* _Exercise 1_
According to the article about the Collison brothers, how many Irish billionaires are now on the Forbes list?
* _Exercise 2_
Pick up the article about the Collison brothers right after its last sentence and keep it going.

* _Text block_
%%
Brothers Patrick, 28, and John Collison, 26
LIMERICK’S most famous brothers have made the Forbes billionaires list for the first time.
The Collison brothers from Castletroy and now based in California have seen their wealth reach into a whole new stratosphere, with younger brother John, 26, becoming the world’s youngest self-made billionaire.
The Irish duo, which rank in joint 1,795th place, each have an estimated fortune of $1.1 billion as their online payments firm Stripe had a $9.2 billion valuation last year.
There are now eight Irish billionaires on the prestigious Forbes list.
Who are they? The two eldest, technological whizz-kids sons of Lily and Dennis Collison. Patrick was born in 1988, and brother John was born in 1990. The youngest brother Tommy is a journalism student in New York
Why are they in the news again? They've just been made the Forbes billionaires list for the first time, while John has the added prestige of being the world’s youngest self-made billionaire
How did they get so rich? Here's how...
1997-2003 - John Collison attended the Centre for Talented Youth at DCU, where he studied laboratory medicine, maths and journalism from the age of seven
1998 - Brother Patrick begins learning computer programming, taking his first course at the University of Limerick at the age of 10
2004 - Patrick is a runner-up in the 40th Young Scientist and Technology Exhibition for his project on artificial intelligence, nicknamed 'Isaac' after Isaac Newton
2005 - Patrick won the 41st Young Scientist and Technology Exhibition in 2005 at the age of 16, for his project based on programming language
2007 - The brothers founded Shuppa, which later became Auctomatic, a software company that built tools for the eBay platform
2008 - Auctomatic was acquired for $5 million by the Canadian company Live Current Media, making them overnight millionaires at the age of 17 and 19
2009 - John finished secondary school at Castletroy College, receiving 8 A1s and 2 A2s grades in his Leaving Certificate
2009 - John commenced his studies at Harvard University. He was accepted to five US universities, including Stanford and MIT. He was one of only three Irish students to be accepted to Harvard that year. Patrick attended MIT and both dropped out of college when they got the technological itch
2010 - Stripe, their online payments firm was founded. It now supports credit card payments in more than 130 different currencies. Valued at $9 billion (€8.48bn), it employs more than 600 people globally, and operates in 25 countries
2012 - The brothers had a combined wealth of €8 million, according to The Sunday Times' Rich List
2014 – The brothers say they have no plans to sell their billion-dollar business, a mantra they continue to repeat. “We’ve no interest in selling the company. John and I are very lucky to work with the people we do on building something for the long term, and we wouldn’t like to change that,” said Patrick.
%%
Page layout parsing data
%%
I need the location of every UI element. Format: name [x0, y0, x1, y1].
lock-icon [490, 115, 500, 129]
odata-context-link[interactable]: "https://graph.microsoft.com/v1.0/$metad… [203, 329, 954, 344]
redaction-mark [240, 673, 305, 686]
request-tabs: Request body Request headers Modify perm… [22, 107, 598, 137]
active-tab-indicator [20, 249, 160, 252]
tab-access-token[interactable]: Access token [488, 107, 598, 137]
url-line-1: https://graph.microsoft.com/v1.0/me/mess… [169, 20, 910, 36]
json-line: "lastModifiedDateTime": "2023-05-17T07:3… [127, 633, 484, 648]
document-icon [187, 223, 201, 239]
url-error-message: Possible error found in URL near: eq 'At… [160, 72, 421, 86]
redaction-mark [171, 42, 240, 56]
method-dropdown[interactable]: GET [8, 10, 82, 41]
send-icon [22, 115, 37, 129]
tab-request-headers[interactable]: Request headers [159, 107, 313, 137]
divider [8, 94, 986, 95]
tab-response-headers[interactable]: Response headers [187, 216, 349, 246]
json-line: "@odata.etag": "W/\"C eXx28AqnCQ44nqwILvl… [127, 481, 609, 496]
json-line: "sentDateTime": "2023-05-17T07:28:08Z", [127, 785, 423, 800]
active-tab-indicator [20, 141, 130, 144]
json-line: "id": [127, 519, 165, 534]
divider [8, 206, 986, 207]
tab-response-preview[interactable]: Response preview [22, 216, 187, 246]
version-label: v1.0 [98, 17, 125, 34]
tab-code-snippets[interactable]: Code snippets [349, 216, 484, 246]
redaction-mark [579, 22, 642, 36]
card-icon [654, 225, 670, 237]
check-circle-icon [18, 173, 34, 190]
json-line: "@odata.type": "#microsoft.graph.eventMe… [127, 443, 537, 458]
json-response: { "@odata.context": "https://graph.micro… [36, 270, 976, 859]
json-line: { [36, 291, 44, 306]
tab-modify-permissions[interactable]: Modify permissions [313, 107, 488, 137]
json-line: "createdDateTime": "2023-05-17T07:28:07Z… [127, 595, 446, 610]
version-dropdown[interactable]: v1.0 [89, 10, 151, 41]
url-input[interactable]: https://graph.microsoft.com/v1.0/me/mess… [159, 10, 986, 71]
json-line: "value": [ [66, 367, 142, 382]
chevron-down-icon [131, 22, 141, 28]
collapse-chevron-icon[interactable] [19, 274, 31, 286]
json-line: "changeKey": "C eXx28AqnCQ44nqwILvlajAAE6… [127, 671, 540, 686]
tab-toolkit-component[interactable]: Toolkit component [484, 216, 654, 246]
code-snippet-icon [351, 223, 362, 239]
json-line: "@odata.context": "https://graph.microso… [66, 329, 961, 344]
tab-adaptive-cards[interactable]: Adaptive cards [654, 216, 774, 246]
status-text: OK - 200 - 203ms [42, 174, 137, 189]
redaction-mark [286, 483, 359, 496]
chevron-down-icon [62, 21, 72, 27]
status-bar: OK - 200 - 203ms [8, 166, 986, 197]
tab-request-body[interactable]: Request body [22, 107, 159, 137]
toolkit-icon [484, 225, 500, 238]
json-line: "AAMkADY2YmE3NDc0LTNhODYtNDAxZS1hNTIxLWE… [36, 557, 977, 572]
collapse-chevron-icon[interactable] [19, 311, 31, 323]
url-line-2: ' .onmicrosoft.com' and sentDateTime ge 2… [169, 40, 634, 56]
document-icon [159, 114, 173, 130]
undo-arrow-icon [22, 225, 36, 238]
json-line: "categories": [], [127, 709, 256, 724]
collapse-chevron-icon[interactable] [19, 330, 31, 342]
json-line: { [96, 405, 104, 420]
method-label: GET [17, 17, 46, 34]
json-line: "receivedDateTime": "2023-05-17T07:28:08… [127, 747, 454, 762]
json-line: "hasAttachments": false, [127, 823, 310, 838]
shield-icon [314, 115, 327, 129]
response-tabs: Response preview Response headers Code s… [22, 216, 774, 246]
%%
* _Response area 1_
Eight.

* _Response area 2_
2016 - They became the world's youngest self-made billionaires, worth at least $1.1 billion, after an investment in Stripe from CapitalG and General Catalyst Partners valued the company at $9.2 billion
2017 - The duo helped to drive a $220,000 fundraising campaign to fight US President Donald Trump's anti-immigration policies. Stripe described Trump's actions as "morally wrong, economically damaging, and harmful to America's global stature. Immigrants are a vital part of the American economy, way of life, and place in the world.”
2017 - The Sunday Times' Rich List estimated their combined wealth to be in the region of €2.4 billion, the fourth richest in Ireland, and even ahead of JP McManus, who has an estimated wealth of €1.079 billion
2017 - The brothers entered the Forbes billionaires list for the first time, while John has the added prestige of also being the world’s youngest self-made billionaire
What they say: "We are both single. Our dating lives are about as interesting as our downtime. There's not a whole lot happening. We're pretty frickin' boring," said Patrick.
What others say: “Learning is food to John. He was never a swot, he just doesn’t see any boundaries between school and life – it’s all learning and it’s all good," said a relative.